• Working data:
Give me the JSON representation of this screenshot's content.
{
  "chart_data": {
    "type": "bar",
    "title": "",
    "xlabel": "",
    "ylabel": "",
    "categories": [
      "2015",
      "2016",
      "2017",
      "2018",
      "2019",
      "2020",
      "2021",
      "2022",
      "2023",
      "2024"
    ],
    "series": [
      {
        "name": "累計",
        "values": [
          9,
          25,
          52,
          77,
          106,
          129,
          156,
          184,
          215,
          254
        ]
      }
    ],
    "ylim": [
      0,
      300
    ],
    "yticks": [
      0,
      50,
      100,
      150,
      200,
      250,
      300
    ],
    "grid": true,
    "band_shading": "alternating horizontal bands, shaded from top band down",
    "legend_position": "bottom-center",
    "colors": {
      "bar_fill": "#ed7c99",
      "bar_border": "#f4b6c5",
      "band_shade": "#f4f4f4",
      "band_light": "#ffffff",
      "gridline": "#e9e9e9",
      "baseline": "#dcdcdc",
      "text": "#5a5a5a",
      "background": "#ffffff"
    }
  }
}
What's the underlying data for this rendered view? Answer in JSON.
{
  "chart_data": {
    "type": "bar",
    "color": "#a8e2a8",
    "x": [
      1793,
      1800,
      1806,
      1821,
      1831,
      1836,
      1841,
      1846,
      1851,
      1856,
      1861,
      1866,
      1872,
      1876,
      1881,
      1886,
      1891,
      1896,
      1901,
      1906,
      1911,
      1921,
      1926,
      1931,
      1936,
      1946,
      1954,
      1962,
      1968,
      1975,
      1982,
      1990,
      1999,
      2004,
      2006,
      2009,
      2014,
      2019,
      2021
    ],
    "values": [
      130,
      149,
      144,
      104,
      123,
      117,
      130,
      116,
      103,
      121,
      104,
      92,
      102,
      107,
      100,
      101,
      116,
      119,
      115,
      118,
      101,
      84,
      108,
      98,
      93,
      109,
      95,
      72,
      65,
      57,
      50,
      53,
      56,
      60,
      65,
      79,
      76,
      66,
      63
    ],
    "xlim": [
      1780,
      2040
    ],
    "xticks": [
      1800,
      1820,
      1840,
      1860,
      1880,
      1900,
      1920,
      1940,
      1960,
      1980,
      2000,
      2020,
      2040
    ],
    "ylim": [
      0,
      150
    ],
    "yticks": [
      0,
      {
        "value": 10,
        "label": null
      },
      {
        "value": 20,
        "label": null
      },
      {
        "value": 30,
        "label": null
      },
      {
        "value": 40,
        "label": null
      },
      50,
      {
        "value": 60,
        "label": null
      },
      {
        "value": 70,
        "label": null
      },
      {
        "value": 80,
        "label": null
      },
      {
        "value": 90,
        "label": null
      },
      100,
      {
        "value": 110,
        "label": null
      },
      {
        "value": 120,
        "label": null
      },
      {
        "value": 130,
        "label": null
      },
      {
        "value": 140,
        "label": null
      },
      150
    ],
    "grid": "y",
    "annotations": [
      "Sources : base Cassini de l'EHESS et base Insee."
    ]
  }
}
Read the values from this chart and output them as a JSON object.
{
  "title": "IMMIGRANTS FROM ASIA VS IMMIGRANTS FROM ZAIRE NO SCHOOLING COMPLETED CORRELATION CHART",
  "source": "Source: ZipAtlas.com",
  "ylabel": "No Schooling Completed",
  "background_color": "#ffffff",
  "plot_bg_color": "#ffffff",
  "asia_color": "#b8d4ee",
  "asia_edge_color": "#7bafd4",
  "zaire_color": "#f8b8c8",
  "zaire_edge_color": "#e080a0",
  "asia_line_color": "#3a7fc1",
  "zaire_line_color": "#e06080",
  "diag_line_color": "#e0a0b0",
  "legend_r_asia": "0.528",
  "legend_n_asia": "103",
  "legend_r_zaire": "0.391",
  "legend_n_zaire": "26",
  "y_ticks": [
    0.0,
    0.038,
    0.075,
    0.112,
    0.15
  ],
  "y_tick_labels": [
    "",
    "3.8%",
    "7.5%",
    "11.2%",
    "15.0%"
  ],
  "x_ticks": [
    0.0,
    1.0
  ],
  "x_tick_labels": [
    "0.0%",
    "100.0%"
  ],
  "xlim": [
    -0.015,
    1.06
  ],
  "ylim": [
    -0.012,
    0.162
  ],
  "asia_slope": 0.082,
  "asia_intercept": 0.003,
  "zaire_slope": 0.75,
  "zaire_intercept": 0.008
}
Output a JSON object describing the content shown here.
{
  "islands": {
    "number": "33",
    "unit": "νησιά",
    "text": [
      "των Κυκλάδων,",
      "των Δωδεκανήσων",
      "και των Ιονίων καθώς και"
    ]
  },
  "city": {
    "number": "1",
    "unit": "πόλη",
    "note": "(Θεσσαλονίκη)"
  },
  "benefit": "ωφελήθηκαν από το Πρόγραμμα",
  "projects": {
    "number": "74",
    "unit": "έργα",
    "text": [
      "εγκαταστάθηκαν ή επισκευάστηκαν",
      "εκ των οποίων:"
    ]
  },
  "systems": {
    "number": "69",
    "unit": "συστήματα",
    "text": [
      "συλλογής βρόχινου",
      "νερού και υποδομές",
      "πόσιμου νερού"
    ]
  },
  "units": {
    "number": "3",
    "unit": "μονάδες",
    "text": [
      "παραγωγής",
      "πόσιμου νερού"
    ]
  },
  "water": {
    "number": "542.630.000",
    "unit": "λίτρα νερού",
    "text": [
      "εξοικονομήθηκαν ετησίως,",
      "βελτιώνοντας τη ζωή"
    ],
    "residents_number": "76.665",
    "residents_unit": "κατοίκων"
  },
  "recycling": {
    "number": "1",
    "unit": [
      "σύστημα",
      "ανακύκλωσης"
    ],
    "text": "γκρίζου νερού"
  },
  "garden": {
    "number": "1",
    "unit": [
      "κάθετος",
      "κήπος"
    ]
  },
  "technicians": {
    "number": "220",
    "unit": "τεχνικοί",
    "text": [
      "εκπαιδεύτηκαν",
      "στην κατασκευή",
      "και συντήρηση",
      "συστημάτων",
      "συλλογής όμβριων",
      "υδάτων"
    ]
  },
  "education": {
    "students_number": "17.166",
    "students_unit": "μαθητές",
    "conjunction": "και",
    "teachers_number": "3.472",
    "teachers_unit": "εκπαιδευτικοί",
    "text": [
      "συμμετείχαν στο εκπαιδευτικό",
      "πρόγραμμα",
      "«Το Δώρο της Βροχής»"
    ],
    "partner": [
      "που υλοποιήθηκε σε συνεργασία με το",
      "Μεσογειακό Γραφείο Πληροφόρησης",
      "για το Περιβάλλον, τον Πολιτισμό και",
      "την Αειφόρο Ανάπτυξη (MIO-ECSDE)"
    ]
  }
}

• Exercise instructions: Find the string "object" in the records, then copy each line where it occurs.

• Output for this task:
Read the values from this chart and output them as a JSON object.
Output a JSON object describing the content shown here.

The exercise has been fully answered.